Your goal :: Each entry in the listing below should be restated word for word.

Dataset rows ::
** Start **
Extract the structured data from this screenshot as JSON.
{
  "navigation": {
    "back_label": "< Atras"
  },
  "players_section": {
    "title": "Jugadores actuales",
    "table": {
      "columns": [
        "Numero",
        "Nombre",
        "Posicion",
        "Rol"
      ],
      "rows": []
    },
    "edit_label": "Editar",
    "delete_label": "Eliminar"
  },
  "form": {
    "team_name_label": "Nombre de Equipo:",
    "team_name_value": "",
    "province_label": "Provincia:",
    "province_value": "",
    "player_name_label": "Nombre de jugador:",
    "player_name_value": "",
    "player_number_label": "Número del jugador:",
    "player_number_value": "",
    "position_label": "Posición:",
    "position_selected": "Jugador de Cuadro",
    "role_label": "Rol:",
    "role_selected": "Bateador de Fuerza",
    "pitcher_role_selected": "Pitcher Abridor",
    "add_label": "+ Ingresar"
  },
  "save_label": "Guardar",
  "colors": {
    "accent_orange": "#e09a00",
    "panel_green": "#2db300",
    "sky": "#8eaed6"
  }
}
** End **
Response below ::
Extract the structured data from this screenshot as JSON.
{
  "navigation": {
    "back_label": "< Atras"
  },
  "players_section": {
    "title": "Jugadores actuales",
    "table": {
      "columns": [
        "Numero",
        "Nombre",
        "Posicion",
        "Rol"
      ],
      "rows": []
    },
    "edit_label": "Editar",
    "delete_label": "Eliminar"
  },
  "form": {
    "team_name_label": "Nombre de Equipo:",
    "team_name_value": "",
    "province_label": "Provincia:",
    "province_value": "",
    "player_name_label": "Nombre de jugador:",
    "player_name_value": "",
    "player_number_label": "Número del jugador:",
    "player_number_value": "",
    "position_label": "Posición:",
    "position_selected": "Jugador de Cuadro",
    "role_label": "Rol:",
    "role_selected": "Bateador de Fuerza",
    "pitcher_role_selected": "Pitcher Abridor",
    "add_label": "+ Ingresar"
  },
  "save_label": "Guardar",
  "colors": {
    "accent_orange": "#e09a00",
    "panel_green": "#2db300",
    "sky": "#8eaed6"
  }
}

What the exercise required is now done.